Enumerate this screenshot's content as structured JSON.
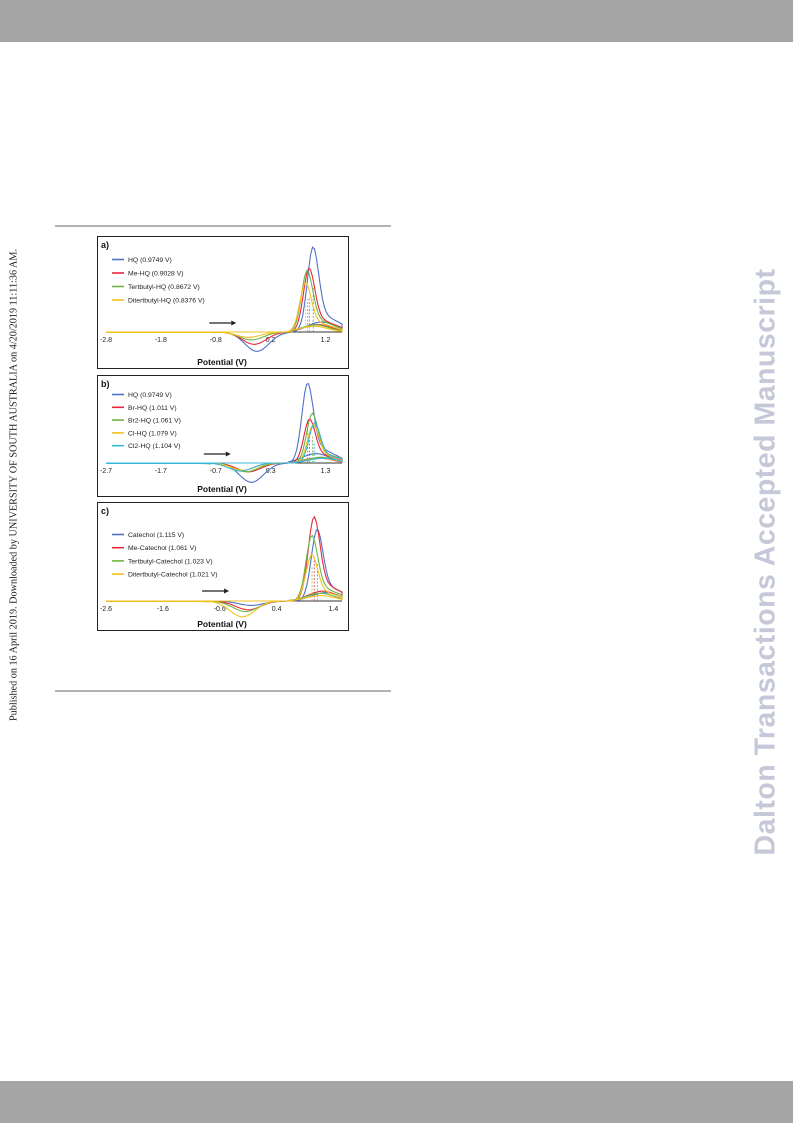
{
  "watermark": {
    "left": "Published on 16 April 2019. Downloaded by UNIVERSITY OF SOUTH AUSTRALIA on 4/20/2019 11:11:36 AM.",
    "right": "Dalton Transactions Accepted Manuscript"
  },
  "colors": {
    "blue": "#4e72c8",
    "red": "#e8283a",
    "green": "#6fb545",
    "yellow": "#f2c21c",
    "cyan": "#3ab8d8",
    "header_bar": "#a6a6a6"
  },
  "chart_data": [
    {
      "type": "line",
      "panel_label": "a)",
      "xlabel": "Potential (V)",
      "x_ticks": [
        "-2.8",
        "-1.8",
        "-0.8",
        "0.2",
        "1.2"
      ],
      "xlim": [
        -2.8,
        1.5
      ],
      "series": [
        {
          "name": "HQ (0.9749 V)",
          "color": "#4e72c8",
          "peak_potential": 0.9749,
          "anodic_peak": 1.0,
          "cathodic_peak": -0.22
        },
        {
          "name": "Me-HQ (0.9028 V)",
          "color": "#e8283a",
          "peak_potential": 0.9028,
          "anodic_peak": 0.75,
          "cathodic_peak": -0.14
        },
        {
          "name": "Tertbutyl-HQ (0.8672 V)",
          "color": "#6fb545",
          "peak_potential": 0.8672,
          "anodic_peak": 0.72,
          "cathodic_peak": -0.09
        },
        {
          "name": "Ditertbutyl-HQ (0.8376 V)",
          "color": "#f2c21c",
          "peak_potential": 0.8376,
          "anodic_peak": 0.58,
          "cathodic_peak": -0.06
        }
      ]
    },
    {
      "type": "line",
      "panel_label": "b)",
      "xlabel": "Potential (V)",
      "x_ticks": [
        "-2.7",
        "-1.7",
        "-0.7",
        "0.3",
        "1.3"
      ],
      "xlim": [
        -2.7,
        1.6
      ],
      "series": [
        {
          "name": "HQ (0.9749 V)",
          "color": "#4e72c8",
          "peak_potential": 0.9749,
          "anodic_peak": 1.0,
          "cathodic_peak": -0.22
        },
        {
          "name": "Br-HQ (1.011 V)",
          "color": "#e8283a",
          "peak_potential": 1.011,
          "anodic_peak": 0.55,
          "cathodic_peak": -0.1
        },
        {
          "name": "Br2-HQ (1.061 V)",
          "color": "#6fb545",
          "peak_potential": 1.061,
          "anodic_peak": 0.62,
          "cathodic_peak": -0.1
        },
        {
          "name": "Cl-HQ (1.079 V)",
          "color": "#f2c21c",
          "peak_potential": 1.079,
          "anodic_peak": 0.48,
          "cathodic_peak": -0.08
        },
        {
          "name": "Cl2-HQ (1.104 V)",
          "color": "#3ab8d8",
          "peak_potential": 1.104,
          "anodic_peak": 0.5,
          "cathodic_peak": -0.09
        }
      ]
    },
    {
      "type": "line",
      "panel_label": "c)",
      "xlabel": "Potential (V)",
      "x_ticks": [
        "-2.6",
        "-1.6",
        "-0.6",
        "0.4",
        "1.4"
      ],
      "xlim": [
        -2.6,
        1.55
      ],
      "series": [
        {
          "name": "Catechol (1.115 V)",
          "color": "#4e72c8",
          "peak_potential": 1.115,
          "anodic_peak": 0.85,
          "cathodic_peak": -0.05
        },
        {
          "name": "Me-Catechol (1.061 V)",
          "color": "#e8283a",
          "peak_potential": 1.061,
          "anodic_peak": 1.0,
          "cathodic_peak": -0.1
        },
        {
          "name": "Tertbutyl-Catechol (1.023 V)",
          "color": "#6fb545",
          "peak_potential": 1.023,
          "anodic_peak": 0.78,
          "cathodic_peak": -0.12
        },
        {
          "name": "Ditertbutyl-Catechol (1.021 V)",
          "color": "#f2c21c",
          "peak_potential": 1.021,
          "anodic_peak": 0.55,
          "cathodic_peak": -0.18
        }
      ]
    }
  ]
}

> Instruction: Copy every line of the listing where the word "Ditertbutyl" appears.

> Written response:
          "name": "Ditertbutyl-HQ (0.8376 V)",
          "name": "Ditertbutyl-Catechol (1.021 V)",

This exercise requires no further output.